[Begin Stored data]
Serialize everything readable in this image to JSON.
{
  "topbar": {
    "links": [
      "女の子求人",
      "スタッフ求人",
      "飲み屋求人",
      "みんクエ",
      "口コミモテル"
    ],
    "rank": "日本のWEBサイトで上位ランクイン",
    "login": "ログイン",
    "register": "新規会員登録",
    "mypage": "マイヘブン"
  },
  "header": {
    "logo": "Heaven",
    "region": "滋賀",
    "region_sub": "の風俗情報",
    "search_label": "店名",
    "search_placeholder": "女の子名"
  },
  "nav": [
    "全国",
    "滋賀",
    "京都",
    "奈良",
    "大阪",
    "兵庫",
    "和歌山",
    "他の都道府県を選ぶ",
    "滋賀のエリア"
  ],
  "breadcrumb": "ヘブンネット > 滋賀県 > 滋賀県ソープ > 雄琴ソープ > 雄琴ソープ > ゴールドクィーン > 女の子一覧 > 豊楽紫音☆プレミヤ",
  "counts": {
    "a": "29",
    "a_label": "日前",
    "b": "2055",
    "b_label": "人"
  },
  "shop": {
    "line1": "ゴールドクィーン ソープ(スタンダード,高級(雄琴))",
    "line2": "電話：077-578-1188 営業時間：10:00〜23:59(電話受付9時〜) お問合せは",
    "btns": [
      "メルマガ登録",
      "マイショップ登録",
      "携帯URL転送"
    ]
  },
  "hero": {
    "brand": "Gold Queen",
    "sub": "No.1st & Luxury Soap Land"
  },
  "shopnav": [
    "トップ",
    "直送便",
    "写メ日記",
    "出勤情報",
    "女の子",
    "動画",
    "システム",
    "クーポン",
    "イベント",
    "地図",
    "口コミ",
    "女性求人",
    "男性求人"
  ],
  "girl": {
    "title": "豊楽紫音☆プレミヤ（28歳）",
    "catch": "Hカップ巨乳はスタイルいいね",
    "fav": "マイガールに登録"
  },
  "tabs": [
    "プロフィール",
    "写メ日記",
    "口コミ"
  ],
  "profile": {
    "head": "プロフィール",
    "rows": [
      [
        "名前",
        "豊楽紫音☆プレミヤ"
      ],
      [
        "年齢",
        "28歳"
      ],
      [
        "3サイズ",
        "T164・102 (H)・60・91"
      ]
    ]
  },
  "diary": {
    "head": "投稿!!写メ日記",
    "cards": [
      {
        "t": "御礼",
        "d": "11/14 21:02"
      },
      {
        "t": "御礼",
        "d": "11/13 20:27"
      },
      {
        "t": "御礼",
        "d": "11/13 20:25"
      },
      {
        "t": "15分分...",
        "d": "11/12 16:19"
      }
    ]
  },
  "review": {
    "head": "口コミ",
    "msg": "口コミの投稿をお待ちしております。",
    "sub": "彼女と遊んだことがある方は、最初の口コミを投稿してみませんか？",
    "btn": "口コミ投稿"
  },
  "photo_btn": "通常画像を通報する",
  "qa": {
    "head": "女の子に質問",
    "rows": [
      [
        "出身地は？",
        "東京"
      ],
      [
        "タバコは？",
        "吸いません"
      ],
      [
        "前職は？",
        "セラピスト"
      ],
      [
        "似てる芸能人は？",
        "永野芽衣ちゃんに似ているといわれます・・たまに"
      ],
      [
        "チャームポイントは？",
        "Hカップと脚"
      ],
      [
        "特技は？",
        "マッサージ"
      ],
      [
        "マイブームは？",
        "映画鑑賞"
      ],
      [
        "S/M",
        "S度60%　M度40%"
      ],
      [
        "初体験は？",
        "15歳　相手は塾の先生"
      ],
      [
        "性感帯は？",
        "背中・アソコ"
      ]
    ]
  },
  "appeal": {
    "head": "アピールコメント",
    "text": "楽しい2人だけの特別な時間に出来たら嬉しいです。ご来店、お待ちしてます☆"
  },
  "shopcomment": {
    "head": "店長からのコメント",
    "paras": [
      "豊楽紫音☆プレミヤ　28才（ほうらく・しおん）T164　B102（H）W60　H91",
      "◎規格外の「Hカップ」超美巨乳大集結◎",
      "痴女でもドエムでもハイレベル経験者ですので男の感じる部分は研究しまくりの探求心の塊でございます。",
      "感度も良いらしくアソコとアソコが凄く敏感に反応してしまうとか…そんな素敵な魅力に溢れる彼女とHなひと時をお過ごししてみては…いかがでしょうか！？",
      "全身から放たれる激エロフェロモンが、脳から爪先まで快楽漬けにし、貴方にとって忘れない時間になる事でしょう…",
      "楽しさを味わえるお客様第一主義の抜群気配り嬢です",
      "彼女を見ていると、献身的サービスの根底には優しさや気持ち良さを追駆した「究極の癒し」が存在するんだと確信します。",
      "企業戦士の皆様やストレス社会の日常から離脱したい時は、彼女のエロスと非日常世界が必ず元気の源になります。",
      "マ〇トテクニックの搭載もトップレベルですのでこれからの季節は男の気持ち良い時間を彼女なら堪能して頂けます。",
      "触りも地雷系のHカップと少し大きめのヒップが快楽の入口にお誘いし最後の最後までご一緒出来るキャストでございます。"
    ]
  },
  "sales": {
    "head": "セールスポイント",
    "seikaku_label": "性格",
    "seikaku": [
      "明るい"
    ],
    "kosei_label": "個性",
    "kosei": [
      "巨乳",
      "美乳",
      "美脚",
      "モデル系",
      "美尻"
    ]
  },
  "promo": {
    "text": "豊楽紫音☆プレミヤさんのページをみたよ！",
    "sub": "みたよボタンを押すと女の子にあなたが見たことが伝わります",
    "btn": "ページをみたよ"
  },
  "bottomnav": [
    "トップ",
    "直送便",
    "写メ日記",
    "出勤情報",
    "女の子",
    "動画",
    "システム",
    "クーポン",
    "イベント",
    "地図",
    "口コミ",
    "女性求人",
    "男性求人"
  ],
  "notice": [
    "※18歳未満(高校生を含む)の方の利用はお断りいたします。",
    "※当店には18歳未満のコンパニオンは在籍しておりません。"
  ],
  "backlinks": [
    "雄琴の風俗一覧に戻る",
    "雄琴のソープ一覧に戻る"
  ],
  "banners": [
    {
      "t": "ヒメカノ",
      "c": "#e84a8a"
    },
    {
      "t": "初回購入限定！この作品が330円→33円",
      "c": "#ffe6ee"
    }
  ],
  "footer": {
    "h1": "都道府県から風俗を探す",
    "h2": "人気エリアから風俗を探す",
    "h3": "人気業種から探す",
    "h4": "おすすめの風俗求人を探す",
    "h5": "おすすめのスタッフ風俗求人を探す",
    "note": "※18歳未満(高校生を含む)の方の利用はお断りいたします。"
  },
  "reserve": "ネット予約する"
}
[End Stored data]
> Objective
The records above need to be transcribed in full. Keep every character unchanged.

> Exercise result
Serialize everything readable in this image to JSON.
{
  "topbar": {
    "links": [
      "女の子求人",
      "スタッフ求人",
      "飲み屋求人",
      "みんクエ",
      "口コミモテル"
    ],
    "rank": "日本のWEBサイトで上位ランクイン",
    "login": "ログイン",
    "register": "新規会員登録",
    "mypage": "マイヘブン"
  },
  "header": {
    "logo": "Heaven",
    "region": "滋賀",
    "region_sub": "の風俗情報",
    "search_label": "店名",
    "search_placeholder": "女の子名"
  },
  "nav": [
    "全国",
    "滋賀",
    "京都",
    "奈良",
    "大阪",
    "兵庫",
    "和歌山",
    "他の都道府県を選ぶ",
    "滋賀のエリア"
  ],
  "breadcrumb": "ヘブンネット > 滋賀県 > 滋賀県ソープ > 雄琴ソープ > 雄琴ソープ > ゴールドクィーン > 女の子一覧 > 豊楽紫音☆プレミヤ",
  "counts": {
    "a": "29",
    "a_label": "日前",
    "b": "2055",
    "b_label": "人"
  },
  "shop": {
    "line1": "ゴールドクィーン ソープ(スタンダード,高級(雄琴))",
    "line2": "電話：077-578-1188 営業時間：10:00〜23:59(電話受付9時〜) お問合せは",
    "btns": [
      "メルマガ登録",
      "マイショップ登録",
      "携帯URL転送"
    ]
  },
  "hero": {
    "brand": "Gold Queen",
    "sub": "No.1st & Luxury Soap Land"
  },
  "shopnav": [
    "トップ",
    "直送便",
    "写メ日記",
    "出勤情報",
    "女の子",
    "動画",
    "システム",
    "クーポン",
    "イベント",
    "地図",
    "口コミ",
    "女性求人",
    "男性求人"
  ],
  "girl": {
    "title": "豊楽紫音☆プレミヤ（28歳）",
    "catch": "Hカップ巨乳はスタイルいいね",
    "fav": "マイガールに登録"
  },
  "tabs": [
    "プロフィール",
    "写メ日記",
    "口コミ"
  ],
  "profile": {
    "head": "プロフィール",
    "rows": [
      [
        "名前",
        "豊楽紫音☆プレミヤ"
      ],
      [
        "年齢",
        "28歳"
      ],
      [
        "3サイズ",
        "T164・102 (H)・60・91"
      ]
    ]
  },
  "diary": {
    "head": "投稿!!写メ日記",
    "cards": [
      {
        "t": "御礼",
        "d": "11/14 21:02"
      },
      {
        "t": "御礼",
        "d": "11/13 20:27"
      },
      {
        "t": "御礼",
        "d": "11/13 20:25"
      },
      {
        "t": "15分分...",
        "d": "11/12 16:19"
      }
    ]
  },
  "review": {
    "head": "口コミ",
    "msg": "口コミの投稿をお待ちしております。",
    "sub": "彼女と遊んだことがある方は、最初の口コミを投稿してみませんか？",
    "btn": "口コミ投稿"
  },
  "photo_btn": "通常画像を通報する",
  "qa": {
    "head": "女の子に質問",
    "rows": [
      [
        "出身地は？",
        "東京"
      ],
      [
        "タバコは？",
        "吸いません"
      ],
      [
        "前職は？",
        "セラピスト"
      ],
      [
        "似てる芸能人は？",
        "永野芽衣ちゃんに似ているといわれます・・たまに"
      ],
      [
        "チャームポイントは？",
        "Hカップと脚"
      ],
      [
        "特技は？",
        "マッサージ"
      ],
      [
        "マイブームは？",
        "映画鑑賞"
      ],
      [
        "S/M",
        "S度60%　M度40%"
      ],
      [
        "初体験は？",
        "15歳　相手は塾の先生"
      ],
      [
        "性感帯は？",
        "背中・アソコ"
      ]
    ]
  },
  "appeal": {
    "head": "アピールコメント",
    "text": "楽しい2人だけの特別な時間に出来たら嬉しいです。ご来店、お待ちしてます☆"
  },
  "shopcomment": {
    "head": "店長からのコメント",
    "paras": [
      "豊楽紫音☆プレミヤ　28才（ほうらく・しおん）T164　B102（H）W60　H91",
      "◎規格外の「Hカップ」超美巨乳大集結◎",
      "痴女でもドエムでもハイレベル経験者ですので男の感じる部分は研究しまくりの探求心の塊でございます。",
      "感度も良いらしくアソコとアソコが凄く敏感に反応してしまうとか…そんな素敵な魅力に溢れる彼女とHなひと時をお過ごししてみては…いかがでしょうか！？",
      "全身から放たれる激エロフェロモンが、脳から爪先まで快楽漬けにし、貴方にとって忘れない時間になる事でしょう…",
      "楽しさを味わえるお客様第一主義の抜群気配り嬢です",
      "彼女を見ていると、献身的サービスの根底には優しさや気持ち良さを追駆した「究極の癒し」が存在するんだと確信します。",
      "企業戦士の皆様やストレス社会の日常から離脱したい時は、彼女のエロスと非日常世界が必ず元気の源になります。",
      "マ〇トテクニックの搭載もトップレベルですのでこれからの季節は男の気持ち良い時間を彼女なら堪能して頂けます。",
      "触りも地雷系のHカップと少し大きめのヒップが快楽の入口にお誘いし最後の最後までご一緒出来るキャストでございます。"
    ]
  },
  "sales": {
    "head": "セールスポイント",
    "seikaku_label": "性格",
    "seikaku": [
      "明るい"
    ],
    "kosei_label": "個性",
    "kosei": [
      "巨乳",
      "美乳",
      "美脚",
      "モデル系",
      "美尻"
    ]
  },
  "promo": {
    "text": "豊楽紫音☆プレミヤさんのページをみたよ！",
    "sub": "みたよボタンを押すと女の子にあなたが見たことが伝わります",
    "btn": "ページをみたよ"
  },
  "bottomnav": [
    "トップ",
    "直送便",
    "写メ日記",
    "出勤情報",
    "女の子",
    "動画",
    "システム",
    "クーポン",
    "イベント",
    "地図",
    "口コミ",
    "女性求人",
    "男性求人"
  ],
  "notice": [
    "※18歳未満(高校生を含む)の方の利用はお断りいたします。",
    "※当店には18歳未満のコンパニオンは在籍しておりません。"
  ],
  "backlinks": [
    "雄琴の風俗一覧に戻る",
    "雄琴のソープ一覧に戻る"
  ],
  "banners": [
    {
      "t": "ヒメカノ",
      "c": "#e84a8a"
    },
    {
      "t": "初回購入限定！この作品が330円→33円",
      "c": "#ffe6ee"
    }
  ],
  "footer": {
    "h1": "都道府県から風俗を探す",
    "h2": "人気エリアから風俗を探す",
    "h3": "人気業種から探す",
    "h4": "おすすめの風俗求人を探す",
    "h5": "おすすめのスタッフ風俗求人を探す",
    "note": "※18歳未満(高校生を含む)の方の利用はお断りいたします。"
  },
  "reserve": "ネット予約する"
}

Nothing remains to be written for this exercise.